● Given request
Every line below that holds the string "جاكيت" should be copied out.

● Provided data
╔══

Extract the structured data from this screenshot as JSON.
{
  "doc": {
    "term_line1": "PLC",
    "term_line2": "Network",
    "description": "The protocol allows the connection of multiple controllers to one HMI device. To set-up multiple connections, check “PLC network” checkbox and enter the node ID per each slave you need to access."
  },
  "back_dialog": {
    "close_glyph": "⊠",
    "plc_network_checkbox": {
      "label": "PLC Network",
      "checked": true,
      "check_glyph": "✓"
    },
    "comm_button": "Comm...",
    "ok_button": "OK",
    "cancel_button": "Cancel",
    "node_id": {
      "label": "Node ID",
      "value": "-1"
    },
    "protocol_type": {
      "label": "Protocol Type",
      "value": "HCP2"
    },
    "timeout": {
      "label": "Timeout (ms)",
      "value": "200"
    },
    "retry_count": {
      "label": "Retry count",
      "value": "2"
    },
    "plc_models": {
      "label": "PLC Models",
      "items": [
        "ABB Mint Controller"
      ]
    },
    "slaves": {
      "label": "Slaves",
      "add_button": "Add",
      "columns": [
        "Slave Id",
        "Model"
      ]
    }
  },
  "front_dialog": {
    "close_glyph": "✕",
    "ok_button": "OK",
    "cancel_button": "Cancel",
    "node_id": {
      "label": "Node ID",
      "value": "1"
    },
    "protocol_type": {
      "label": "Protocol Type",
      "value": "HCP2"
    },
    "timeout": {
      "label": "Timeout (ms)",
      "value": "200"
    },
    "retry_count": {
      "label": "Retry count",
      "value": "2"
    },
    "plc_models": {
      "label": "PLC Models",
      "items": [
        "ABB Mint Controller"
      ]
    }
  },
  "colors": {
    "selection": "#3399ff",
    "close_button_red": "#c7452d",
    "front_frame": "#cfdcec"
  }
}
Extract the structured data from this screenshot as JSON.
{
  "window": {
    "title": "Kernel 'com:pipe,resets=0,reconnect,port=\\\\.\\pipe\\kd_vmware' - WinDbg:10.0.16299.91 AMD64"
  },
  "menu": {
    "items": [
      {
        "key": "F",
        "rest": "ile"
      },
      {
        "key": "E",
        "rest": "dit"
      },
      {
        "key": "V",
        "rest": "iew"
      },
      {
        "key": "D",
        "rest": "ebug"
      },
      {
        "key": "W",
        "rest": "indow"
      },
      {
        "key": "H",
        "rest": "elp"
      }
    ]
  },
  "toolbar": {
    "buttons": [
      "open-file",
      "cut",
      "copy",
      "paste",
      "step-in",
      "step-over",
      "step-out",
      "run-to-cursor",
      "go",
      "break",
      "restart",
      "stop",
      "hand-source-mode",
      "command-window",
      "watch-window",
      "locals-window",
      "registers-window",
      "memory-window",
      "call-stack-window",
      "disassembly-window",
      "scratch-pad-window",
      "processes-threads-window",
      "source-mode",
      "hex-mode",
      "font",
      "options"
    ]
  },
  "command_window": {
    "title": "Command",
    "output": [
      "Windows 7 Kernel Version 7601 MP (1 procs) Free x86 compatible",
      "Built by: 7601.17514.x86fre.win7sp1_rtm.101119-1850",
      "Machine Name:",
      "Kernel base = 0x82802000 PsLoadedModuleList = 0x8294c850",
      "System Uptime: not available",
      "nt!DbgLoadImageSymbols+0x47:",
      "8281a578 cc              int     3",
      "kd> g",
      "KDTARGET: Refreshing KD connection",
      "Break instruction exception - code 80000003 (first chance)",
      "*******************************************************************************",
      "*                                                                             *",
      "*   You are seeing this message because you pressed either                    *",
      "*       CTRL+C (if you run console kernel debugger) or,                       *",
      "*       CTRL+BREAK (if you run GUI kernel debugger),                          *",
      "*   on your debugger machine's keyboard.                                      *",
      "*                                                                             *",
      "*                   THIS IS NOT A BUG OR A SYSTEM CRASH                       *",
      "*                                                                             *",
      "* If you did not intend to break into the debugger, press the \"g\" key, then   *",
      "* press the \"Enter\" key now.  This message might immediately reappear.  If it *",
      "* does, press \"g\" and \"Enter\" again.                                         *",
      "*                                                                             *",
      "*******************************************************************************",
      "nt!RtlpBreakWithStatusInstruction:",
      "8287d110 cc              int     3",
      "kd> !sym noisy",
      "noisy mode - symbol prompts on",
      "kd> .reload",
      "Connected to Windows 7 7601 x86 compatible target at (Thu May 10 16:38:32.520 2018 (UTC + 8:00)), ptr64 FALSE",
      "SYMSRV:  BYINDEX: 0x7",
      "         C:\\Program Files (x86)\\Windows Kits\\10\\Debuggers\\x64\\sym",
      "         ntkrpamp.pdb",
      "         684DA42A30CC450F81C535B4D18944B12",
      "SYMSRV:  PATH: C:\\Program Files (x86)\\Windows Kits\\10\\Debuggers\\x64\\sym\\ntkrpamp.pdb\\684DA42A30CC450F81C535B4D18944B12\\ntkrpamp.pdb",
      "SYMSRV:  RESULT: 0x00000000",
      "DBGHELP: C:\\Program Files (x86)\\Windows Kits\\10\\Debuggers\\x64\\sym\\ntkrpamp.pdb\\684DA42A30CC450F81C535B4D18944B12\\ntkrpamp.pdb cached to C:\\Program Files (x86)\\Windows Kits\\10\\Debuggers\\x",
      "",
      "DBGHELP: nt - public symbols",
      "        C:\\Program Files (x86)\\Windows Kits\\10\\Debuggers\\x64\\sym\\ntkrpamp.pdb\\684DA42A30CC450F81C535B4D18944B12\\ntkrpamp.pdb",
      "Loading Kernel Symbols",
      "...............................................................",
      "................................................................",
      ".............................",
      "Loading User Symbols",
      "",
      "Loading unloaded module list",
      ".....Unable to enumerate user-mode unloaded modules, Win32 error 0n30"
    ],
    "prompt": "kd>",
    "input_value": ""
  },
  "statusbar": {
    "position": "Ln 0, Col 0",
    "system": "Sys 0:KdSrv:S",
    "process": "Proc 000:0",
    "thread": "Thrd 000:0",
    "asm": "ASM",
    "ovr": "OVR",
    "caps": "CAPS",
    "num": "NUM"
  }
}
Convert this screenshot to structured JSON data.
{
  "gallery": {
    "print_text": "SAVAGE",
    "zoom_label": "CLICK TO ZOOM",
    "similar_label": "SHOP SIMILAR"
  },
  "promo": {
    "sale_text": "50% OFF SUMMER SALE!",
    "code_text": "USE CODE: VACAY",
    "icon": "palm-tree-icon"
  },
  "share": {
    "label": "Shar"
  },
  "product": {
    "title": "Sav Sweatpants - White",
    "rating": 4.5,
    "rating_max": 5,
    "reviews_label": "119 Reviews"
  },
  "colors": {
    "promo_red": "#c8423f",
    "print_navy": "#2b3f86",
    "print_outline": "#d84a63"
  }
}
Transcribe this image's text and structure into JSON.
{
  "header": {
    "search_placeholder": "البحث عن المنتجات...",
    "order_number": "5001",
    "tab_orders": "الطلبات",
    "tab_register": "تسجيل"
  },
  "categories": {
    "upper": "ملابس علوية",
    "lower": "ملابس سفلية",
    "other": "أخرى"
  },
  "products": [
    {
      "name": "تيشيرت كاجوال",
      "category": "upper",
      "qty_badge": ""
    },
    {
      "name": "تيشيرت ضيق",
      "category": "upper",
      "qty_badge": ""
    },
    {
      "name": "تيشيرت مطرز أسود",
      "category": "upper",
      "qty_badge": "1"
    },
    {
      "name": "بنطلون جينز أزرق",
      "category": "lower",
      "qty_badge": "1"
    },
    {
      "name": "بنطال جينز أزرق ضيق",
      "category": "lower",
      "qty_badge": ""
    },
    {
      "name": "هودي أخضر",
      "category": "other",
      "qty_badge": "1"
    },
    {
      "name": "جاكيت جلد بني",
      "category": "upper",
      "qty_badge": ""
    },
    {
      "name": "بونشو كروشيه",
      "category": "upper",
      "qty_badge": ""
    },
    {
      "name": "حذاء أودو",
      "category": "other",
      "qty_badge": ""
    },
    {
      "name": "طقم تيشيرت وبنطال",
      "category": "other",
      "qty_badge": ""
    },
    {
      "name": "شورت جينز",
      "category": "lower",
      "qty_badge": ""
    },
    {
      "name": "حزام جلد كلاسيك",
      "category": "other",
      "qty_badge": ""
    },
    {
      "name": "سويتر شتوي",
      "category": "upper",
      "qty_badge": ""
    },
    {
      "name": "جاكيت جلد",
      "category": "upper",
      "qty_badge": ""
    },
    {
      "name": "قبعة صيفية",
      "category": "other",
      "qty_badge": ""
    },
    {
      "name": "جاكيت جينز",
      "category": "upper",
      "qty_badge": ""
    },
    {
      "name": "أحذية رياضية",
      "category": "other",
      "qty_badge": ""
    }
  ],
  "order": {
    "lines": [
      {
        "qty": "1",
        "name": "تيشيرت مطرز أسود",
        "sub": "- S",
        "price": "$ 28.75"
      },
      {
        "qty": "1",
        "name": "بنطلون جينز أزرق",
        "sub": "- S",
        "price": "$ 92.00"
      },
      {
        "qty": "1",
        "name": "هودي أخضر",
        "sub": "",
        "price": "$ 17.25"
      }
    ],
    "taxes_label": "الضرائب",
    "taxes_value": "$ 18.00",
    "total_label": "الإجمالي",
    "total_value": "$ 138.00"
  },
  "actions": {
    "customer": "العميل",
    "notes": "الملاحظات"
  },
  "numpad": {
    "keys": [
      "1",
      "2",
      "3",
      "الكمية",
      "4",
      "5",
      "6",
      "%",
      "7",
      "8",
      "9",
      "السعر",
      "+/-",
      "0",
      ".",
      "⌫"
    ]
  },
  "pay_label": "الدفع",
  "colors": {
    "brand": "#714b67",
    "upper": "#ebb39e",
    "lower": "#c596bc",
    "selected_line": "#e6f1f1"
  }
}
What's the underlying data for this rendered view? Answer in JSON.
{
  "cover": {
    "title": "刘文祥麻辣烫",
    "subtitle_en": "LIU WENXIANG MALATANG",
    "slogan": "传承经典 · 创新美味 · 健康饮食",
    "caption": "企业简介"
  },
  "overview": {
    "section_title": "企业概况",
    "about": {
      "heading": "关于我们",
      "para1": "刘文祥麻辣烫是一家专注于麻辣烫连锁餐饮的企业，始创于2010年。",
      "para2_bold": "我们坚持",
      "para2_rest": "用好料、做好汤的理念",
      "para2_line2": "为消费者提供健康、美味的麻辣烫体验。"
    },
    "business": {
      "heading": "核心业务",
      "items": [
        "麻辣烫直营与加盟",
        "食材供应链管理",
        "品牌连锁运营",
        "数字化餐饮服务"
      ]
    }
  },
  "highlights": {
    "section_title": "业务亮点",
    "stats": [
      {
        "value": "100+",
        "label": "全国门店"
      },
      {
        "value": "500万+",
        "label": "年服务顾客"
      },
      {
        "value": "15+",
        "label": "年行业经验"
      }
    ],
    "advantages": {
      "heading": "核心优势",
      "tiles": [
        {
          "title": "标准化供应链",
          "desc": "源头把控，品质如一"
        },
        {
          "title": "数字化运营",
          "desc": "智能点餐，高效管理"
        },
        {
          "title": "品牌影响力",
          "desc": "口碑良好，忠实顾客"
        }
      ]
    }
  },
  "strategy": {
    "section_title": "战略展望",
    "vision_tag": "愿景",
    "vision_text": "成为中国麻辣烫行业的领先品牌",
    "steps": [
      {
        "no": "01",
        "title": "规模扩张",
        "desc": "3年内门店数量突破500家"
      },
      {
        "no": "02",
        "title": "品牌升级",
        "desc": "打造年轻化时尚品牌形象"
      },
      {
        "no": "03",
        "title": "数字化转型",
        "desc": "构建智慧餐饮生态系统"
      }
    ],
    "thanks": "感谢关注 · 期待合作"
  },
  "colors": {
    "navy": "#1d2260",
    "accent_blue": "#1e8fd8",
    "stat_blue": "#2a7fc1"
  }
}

╚══

● Exercise response
      "name": "جاكيت جلد بني",
      "name": "جاكيت جلد",
      "name": "جاكيت جينز",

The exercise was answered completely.